▶ _Exercise brief_
Scan the data below for the string "this". Copy every line where it appears.

--- start Records for the task ---

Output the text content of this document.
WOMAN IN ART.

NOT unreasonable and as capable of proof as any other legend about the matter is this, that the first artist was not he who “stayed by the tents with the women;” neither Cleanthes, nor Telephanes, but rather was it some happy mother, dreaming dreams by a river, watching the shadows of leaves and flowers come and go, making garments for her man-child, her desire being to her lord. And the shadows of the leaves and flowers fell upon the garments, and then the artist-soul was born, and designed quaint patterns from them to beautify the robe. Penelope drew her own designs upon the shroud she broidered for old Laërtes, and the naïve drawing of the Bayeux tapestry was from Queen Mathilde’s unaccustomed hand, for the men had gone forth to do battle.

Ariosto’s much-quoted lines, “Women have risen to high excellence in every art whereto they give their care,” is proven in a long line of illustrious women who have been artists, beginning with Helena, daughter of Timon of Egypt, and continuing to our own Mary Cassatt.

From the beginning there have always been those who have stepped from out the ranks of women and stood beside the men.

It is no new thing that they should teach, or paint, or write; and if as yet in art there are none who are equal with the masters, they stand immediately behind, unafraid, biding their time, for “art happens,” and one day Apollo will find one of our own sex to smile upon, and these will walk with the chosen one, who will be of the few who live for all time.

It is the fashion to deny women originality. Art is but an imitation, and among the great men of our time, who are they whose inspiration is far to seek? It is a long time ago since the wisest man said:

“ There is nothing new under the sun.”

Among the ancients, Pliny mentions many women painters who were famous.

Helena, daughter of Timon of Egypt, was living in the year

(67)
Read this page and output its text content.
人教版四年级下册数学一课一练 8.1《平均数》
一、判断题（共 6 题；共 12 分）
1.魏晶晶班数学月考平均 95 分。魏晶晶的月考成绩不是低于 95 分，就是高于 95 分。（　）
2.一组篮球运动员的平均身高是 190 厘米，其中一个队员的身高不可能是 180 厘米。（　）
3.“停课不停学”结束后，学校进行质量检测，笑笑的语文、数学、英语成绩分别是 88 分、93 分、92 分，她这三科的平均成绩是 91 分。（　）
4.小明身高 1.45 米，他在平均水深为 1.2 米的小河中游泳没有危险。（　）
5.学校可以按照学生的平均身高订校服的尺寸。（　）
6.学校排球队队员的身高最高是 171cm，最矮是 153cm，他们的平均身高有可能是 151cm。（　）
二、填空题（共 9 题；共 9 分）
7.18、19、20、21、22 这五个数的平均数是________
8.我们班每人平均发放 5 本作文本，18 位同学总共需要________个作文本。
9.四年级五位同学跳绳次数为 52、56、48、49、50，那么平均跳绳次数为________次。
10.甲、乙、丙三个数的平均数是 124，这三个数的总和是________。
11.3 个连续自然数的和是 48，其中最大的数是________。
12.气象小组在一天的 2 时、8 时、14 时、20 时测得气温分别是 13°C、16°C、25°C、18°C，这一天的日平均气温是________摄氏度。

--- end Records for the task ---

▶ _Final result_
Output the text content of this document.
NOT unreasonable and as capable of proof as any other legend about the matter is this, that the first artist was not he who “stayed by the tents with the women;” neither Cleanthes, nor Telephanes, but rather was it some happy mother, dreaming dreams by a river, watching the shadows of leaves and flowers come and go, making garments for her man-child, her desire being to her lord. And the shadows of the leaves and flowers fell upon the garments, and then the artist-soul was born, and designed quaint patterns from them to beautify the robe. Penelope drew her own designs upon the shroud she broidered for old Laërtes, and the naïve drawing of the Bayeux tapestry was from Queen Mathilde’s unaccustomed hand, for the men had gone forth to do battle.
Read this page and output its text content.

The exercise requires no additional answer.